**Extract provided**
Acute Medical Management
Management of Cardiovascular Complications
The occurrence of deep vein thromboses (DVT) and pulmonary emboli (PE) are among the most feared complications during the acute period. In fact, individuals with acute SCI have a higher incidence of DVT than any other patient group (38). Without prophylaxis, 47% to 100% of individuals with acute SCI will develop a DVT (38, 39), and PE is the third leading cause of death (40). Once adequate hemostasis is achieved, pharmacologic prophylaxis should be initiated as soon as possible, preferably within 72 hours of injury.

**Source data**

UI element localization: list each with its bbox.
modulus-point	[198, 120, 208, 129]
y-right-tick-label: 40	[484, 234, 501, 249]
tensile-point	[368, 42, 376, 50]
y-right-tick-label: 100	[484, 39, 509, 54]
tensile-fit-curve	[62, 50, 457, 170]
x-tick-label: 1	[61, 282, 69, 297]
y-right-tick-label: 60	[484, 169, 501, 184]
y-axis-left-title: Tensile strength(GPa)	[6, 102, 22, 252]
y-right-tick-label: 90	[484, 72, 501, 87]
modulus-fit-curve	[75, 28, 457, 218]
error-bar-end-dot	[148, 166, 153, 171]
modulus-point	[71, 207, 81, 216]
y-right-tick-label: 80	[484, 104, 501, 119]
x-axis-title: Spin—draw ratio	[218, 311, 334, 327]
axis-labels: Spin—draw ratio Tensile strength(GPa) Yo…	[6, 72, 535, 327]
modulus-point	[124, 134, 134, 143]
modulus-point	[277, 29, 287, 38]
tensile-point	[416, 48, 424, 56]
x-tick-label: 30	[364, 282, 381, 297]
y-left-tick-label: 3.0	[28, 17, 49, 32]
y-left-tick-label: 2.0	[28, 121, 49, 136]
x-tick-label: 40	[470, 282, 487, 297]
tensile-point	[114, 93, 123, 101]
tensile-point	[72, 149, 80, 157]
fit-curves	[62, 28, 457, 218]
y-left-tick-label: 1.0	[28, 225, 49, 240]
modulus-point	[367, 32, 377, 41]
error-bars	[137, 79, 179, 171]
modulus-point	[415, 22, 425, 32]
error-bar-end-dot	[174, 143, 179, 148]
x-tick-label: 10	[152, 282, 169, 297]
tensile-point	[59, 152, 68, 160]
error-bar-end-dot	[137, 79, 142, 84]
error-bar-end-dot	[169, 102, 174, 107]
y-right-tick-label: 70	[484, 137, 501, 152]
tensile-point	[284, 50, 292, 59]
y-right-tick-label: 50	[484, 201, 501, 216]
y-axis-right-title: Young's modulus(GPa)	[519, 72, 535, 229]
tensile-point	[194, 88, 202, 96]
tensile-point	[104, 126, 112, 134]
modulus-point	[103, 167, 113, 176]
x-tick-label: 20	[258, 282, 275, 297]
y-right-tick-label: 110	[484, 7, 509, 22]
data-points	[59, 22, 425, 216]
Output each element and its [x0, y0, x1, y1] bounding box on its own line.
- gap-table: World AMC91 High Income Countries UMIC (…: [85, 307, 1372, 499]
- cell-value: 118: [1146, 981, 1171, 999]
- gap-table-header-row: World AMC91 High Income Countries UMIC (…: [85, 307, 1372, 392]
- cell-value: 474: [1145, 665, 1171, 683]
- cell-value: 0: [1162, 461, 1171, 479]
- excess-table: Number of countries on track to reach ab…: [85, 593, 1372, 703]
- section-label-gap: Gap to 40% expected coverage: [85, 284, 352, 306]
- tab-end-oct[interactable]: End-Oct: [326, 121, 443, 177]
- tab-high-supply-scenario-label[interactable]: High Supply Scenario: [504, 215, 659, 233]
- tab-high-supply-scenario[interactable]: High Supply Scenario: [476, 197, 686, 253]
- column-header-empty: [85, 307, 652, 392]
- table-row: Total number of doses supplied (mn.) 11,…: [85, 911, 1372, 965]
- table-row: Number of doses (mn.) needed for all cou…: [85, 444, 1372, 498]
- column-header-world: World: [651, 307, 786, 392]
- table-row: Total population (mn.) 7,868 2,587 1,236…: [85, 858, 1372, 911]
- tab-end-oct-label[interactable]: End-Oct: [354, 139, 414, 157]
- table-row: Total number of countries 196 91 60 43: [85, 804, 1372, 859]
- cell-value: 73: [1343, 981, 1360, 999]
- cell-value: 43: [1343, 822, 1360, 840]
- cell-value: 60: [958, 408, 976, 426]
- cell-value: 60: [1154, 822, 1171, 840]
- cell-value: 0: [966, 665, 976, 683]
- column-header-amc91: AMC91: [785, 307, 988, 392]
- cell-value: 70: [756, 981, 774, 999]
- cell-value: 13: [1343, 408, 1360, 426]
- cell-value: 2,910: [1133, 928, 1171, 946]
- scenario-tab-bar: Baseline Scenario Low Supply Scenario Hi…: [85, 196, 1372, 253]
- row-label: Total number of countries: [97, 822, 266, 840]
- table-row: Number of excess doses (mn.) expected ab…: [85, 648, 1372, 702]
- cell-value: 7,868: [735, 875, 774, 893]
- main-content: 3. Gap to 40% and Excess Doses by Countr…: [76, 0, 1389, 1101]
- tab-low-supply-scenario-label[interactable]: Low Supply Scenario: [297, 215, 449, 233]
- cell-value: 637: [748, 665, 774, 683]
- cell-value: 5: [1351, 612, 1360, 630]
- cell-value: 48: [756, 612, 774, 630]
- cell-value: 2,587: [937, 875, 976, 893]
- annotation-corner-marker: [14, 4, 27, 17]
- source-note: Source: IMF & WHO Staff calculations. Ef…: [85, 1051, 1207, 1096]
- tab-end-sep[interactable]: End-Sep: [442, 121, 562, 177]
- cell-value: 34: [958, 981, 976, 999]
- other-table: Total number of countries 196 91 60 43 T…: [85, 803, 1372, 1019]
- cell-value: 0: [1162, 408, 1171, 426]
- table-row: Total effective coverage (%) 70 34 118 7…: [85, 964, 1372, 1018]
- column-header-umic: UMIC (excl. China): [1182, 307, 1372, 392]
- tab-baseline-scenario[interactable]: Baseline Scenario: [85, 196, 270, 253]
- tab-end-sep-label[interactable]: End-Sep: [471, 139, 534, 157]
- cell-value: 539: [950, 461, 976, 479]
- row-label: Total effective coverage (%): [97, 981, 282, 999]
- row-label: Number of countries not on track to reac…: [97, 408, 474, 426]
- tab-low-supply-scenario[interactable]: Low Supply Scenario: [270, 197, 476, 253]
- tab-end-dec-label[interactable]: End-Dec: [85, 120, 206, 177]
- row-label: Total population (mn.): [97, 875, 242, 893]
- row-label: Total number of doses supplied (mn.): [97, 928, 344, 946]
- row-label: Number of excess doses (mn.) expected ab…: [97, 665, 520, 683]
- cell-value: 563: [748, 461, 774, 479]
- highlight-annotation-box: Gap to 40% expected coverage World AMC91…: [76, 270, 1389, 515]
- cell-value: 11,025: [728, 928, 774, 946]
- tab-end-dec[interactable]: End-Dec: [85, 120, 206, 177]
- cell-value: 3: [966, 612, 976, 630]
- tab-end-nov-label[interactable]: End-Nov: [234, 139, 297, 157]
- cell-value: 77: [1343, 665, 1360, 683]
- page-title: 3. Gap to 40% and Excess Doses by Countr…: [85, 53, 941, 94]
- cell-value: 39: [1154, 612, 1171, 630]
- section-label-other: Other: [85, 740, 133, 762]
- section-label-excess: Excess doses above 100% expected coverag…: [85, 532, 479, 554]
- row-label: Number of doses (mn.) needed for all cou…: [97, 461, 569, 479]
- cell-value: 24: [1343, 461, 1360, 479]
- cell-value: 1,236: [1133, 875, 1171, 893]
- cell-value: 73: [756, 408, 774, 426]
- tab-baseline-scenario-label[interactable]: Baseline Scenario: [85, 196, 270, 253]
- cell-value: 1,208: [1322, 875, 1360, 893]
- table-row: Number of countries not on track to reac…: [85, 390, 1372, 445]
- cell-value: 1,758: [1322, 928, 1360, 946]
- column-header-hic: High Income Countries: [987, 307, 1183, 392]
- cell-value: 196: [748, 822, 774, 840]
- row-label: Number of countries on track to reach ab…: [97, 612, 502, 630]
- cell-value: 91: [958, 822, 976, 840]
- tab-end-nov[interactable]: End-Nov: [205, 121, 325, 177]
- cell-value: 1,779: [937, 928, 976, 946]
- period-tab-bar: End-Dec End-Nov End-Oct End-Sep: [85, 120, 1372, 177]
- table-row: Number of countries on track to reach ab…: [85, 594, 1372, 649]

**Problem requirements**
Write out, word for word, the part of the acute medical management extract that begins at the words "Acute Medical Management" and stops after the words "hours of injury.". The records are separate material and have nothing to do with the text on acute spinal cord injury care.

**Problem solution**
Acute Medical Management
Management of Cardiovascular Complications
The occurrence of deep vein thromboses (DVT) and pulmonary emboli (PE) are among the most feared complications during the acute period. In fact, individuals with acute SCI have a higher incidence of DVT than any other patient group (38). Without prophylaxis, 47% to 100% of individuals with acute SCI will develop a DVT (38, 39), and PE is the third leading cause of death (40). Once adequate hemostasis is achieved, pharmacologic prophylaxis should be initiated as soon as possible, preferably within 72 hours of injury.